_Task instructions_
Find each line with the string "Price" and report it.
****
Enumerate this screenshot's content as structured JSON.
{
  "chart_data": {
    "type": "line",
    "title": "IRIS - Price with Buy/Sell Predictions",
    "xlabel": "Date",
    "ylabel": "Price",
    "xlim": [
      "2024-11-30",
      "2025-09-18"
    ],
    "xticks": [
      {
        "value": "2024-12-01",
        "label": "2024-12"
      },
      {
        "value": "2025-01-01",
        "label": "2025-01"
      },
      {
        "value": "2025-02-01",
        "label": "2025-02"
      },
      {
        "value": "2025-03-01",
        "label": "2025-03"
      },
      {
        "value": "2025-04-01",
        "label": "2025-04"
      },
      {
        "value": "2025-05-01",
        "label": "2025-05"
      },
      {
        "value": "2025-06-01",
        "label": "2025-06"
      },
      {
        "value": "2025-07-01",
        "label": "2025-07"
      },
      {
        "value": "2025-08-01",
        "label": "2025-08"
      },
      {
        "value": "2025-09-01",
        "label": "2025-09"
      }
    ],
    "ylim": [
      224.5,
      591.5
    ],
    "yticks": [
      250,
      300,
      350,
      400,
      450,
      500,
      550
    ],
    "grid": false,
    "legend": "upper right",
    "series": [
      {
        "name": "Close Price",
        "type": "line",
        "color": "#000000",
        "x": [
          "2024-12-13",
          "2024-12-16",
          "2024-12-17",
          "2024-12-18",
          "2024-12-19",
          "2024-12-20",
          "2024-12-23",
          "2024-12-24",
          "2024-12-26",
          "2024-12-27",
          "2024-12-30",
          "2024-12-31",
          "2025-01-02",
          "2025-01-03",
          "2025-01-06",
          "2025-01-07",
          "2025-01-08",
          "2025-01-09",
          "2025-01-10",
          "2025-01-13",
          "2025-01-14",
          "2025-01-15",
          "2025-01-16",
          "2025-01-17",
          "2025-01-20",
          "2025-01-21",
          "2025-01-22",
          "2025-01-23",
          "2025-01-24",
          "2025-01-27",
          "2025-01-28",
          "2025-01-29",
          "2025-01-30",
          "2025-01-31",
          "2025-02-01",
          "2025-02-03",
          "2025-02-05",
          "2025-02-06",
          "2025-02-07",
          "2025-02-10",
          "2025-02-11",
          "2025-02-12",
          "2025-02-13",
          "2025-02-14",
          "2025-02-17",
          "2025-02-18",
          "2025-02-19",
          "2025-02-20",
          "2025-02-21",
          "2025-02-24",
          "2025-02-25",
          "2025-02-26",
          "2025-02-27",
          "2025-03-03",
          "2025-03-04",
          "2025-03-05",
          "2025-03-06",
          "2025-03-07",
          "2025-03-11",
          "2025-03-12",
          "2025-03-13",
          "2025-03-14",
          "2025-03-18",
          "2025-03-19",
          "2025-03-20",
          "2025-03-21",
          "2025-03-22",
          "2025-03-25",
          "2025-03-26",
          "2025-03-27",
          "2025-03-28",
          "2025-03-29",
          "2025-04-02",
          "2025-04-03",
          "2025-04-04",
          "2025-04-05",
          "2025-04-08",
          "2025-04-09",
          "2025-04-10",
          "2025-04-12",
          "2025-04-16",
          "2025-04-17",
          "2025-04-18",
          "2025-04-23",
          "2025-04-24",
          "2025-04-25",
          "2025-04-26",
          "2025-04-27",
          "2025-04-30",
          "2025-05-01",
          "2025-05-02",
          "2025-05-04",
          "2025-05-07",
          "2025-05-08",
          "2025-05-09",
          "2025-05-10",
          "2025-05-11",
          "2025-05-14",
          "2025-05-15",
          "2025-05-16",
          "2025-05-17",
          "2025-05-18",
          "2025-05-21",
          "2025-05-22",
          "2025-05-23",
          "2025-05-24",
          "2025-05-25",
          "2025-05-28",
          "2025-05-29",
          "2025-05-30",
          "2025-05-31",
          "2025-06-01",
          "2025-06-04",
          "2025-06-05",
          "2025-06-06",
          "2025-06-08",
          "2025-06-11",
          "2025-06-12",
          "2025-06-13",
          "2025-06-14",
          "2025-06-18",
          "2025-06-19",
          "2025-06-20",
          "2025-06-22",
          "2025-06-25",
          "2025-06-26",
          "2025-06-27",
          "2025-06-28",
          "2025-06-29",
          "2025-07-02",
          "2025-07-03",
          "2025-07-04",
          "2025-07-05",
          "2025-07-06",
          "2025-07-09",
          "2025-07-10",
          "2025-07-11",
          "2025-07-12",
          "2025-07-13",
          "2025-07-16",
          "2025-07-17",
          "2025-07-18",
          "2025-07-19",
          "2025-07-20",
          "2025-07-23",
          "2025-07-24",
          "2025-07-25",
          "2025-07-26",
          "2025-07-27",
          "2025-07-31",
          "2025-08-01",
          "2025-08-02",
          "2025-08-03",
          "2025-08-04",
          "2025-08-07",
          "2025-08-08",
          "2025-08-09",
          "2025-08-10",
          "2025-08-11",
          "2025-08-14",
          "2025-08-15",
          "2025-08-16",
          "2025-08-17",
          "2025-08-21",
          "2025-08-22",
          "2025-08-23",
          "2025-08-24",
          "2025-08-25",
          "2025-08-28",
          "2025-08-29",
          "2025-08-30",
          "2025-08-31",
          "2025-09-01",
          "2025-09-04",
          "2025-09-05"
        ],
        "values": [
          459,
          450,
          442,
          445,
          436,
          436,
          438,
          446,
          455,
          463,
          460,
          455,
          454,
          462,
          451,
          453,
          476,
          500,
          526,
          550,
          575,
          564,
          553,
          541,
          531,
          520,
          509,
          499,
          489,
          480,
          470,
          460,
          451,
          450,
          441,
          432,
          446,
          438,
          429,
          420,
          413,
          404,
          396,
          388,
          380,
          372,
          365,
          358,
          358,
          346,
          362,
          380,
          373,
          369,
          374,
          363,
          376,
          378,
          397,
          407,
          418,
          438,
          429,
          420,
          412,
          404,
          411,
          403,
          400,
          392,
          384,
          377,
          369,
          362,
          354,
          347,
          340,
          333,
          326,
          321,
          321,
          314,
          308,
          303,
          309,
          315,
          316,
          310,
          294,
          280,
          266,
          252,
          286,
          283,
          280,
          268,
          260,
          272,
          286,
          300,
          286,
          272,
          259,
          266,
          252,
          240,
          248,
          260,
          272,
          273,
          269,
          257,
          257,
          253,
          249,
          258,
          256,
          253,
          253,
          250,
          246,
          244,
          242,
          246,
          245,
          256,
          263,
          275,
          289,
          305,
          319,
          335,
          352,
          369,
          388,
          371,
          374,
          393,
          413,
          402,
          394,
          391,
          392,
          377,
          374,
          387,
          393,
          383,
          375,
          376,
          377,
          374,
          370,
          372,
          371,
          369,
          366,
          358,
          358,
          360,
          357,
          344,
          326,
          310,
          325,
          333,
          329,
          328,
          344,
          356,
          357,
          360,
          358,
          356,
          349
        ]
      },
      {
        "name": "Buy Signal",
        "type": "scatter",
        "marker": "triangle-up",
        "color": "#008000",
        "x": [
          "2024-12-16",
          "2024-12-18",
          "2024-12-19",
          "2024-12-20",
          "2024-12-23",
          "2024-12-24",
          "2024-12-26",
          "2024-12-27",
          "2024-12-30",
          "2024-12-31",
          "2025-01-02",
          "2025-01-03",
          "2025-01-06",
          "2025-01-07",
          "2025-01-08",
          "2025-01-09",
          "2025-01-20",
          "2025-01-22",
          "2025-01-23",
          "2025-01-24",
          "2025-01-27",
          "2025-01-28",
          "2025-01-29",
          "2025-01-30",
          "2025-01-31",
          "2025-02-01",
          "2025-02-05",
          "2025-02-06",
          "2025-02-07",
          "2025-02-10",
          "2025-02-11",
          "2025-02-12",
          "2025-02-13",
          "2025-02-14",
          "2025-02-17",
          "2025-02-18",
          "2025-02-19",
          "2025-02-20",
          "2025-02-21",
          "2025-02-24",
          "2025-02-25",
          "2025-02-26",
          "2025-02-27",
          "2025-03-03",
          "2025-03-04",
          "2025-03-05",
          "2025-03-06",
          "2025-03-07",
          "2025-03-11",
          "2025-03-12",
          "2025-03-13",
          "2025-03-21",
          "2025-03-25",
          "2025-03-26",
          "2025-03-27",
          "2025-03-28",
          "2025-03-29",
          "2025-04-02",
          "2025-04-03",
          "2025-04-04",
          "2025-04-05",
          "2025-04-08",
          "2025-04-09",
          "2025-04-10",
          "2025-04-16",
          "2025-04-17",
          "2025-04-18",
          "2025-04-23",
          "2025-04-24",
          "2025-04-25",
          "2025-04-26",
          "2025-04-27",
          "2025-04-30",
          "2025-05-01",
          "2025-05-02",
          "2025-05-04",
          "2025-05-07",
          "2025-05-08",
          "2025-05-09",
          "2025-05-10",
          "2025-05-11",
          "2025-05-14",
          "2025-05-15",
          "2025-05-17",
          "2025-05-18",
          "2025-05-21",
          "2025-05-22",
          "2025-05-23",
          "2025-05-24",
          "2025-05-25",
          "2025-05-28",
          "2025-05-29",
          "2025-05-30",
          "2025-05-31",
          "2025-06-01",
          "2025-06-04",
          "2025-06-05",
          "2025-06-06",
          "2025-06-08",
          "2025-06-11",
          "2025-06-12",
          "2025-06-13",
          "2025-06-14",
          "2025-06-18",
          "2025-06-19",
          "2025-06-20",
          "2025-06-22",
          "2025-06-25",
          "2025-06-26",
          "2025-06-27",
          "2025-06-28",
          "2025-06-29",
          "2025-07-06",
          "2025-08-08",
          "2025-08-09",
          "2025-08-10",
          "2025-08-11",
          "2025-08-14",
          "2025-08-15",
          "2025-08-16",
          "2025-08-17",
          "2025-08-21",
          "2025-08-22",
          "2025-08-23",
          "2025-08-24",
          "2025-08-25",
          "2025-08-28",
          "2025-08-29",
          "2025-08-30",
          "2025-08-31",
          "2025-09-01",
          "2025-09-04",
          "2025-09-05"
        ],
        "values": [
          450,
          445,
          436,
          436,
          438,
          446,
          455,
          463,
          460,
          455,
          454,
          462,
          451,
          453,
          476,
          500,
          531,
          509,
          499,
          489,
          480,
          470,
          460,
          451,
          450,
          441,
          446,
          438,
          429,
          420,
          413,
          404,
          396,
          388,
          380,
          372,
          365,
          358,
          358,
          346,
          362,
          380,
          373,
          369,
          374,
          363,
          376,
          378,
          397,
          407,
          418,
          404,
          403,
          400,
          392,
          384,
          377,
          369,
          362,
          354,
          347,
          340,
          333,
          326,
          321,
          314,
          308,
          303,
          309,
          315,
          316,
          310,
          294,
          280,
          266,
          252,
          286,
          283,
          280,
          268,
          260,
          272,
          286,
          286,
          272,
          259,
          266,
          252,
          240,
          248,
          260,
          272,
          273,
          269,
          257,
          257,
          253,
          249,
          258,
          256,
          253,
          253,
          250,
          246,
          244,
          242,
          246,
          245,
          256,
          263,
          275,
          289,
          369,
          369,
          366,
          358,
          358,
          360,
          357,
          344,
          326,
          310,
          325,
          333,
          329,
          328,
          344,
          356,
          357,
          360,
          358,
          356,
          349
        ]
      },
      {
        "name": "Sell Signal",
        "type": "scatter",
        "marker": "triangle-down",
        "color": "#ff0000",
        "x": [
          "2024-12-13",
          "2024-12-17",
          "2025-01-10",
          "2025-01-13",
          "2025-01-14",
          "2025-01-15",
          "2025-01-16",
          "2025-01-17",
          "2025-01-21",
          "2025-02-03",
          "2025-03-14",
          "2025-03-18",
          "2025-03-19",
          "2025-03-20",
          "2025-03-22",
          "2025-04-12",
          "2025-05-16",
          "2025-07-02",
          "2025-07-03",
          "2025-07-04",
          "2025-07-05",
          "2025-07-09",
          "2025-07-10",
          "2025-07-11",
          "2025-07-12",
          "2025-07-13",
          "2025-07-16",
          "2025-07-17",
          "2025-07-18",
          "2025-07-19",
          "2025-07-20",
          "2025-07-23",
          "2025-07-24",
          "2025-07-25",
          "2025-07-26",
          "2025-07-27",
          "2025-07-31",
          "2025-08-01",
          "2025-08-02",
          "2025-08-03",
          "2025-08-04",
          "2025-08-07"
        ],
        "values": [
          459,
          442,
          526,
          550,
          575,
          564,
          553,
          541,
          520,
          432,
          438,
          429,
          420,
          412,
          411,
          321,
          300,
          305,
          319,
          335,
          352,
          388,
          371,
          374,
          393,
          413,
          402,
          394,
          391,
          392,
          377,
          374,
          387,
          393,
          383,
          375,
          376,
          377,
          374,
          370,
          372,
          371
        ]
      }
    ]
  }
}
****
_Task result_
    "title": "IRIS - Price with Buy/Sell Predictions",
    "ylabel": "Price",
        "name": "Close Price",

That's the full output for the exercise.